PROCESSO SUMARISSIMO
OPOSIÇÃO DO ARGUIDO
CONTESTAÇÃO
Sumário

I – A apresentação de contestação tabelar em processo sumaríssimo pelo Defensor Oficioso não pode ser interpretada como oposição à sanção proposta pelo MP
II – Deve o arguido ser notificado pessoalmente para se opor, querendo, à aplicação da sanção.
III – A não notificação viola o disposto no art.º 398º do CPP.

Texto Integral

Proc. n.º 784/10.8GBPNF-A.P1
Penafiel

Acordam, em conferência, no Tribunal da Relação do Porto.

2ª secção
I-Relatório.
No processo sumaríssimo n.º 784/10.8GBPNF do 1º juízo criminal de Penafiel o Ministério Público, nos termos do art. 392º e seguintes do C.P.P. requereu, em processo sumaríssimo, a aplicação de pena não privativa da liberdade ao arguido B……, com os demais elementos identificativos constantes de fls. 21 destes autos (fls. 118 do principal).
A fls. 40 destes autos - 133 do proc. principal - com data de 24.09.2012, foi proferido despacho no sentido do recebimento do requerimento de aplicação de processo especial sumaríssimo contra o arguido, pelos factos e disposições legais constantes do requerimento.
Ordenou-se a notificação pessoal do arguido para, querendo, deduzir oposição, nos termos e para os efeitos do disposto no artigo art. 396º, nºs 1, al. b), 2 e 4 do CPP, e ordenou-se que após se notificasse a defensora do arguido nos termos do disposto no n.º3 do citado art. 396º do CPP.
- - - - -
■ **DESAFIOS PROPOSTOS**:
a - Responda a cada pergunta com base no acórdão:
(i) Em que tribunal foi proferido o acórdão?
(ii) Em que data foi proferido o despacho de recebimento do requerimento de processo sumaríssimo?
(iii) Segundo o sumário, que artigo do CPP é violado pela não notificação?
b - Indique se cada afirmação está de acordo com o acórdão, respondendo sim ou não e citando as palavras do acórdão que o decidem:
(i) O despacho ordenou a notificação pessoal do arguido para deduzir oposição.
(ii) O Ministério Público requereu a aplicação de uma pena privativa da liberdade.
(iii) Segundo o sumário, a contestação tabelar apresentada pelo Defensor Oficioso vale como oposição à sanção proposta.
O material apresentado a seguir é independente do acórdão.

■ **MATERIAL FORNECIDO**:
- - - - -
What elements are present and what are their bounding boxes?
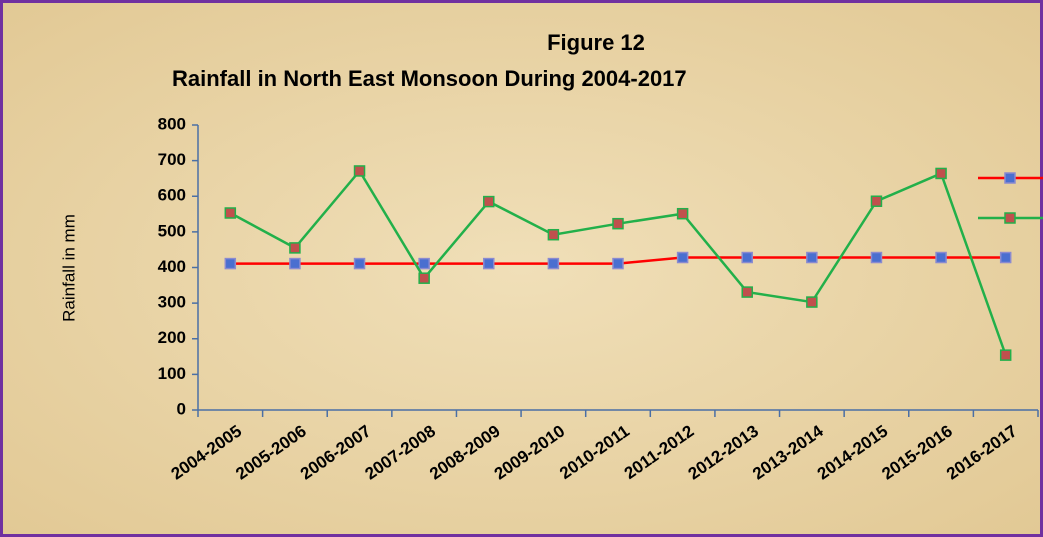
- - - - -
■ **RESPOSTAS POR TAREFA**:
a -
(i) No Tribunal da Relação do Porto.
(ii) Em 24.09.2012.
(iii) O art.º 398º do CPP.

b -
(i) Sim: "Ordenou-se a notificação pessoal do arguido para, querendo, deduzir oposição".
(ii) Não: "requereu, em processo sumaríssimo, a aplicação de pena não privativa da liberdade ao arguido".
(iii) Não: "não pode ser interpretada como oposição à sanção proposta pelo MP".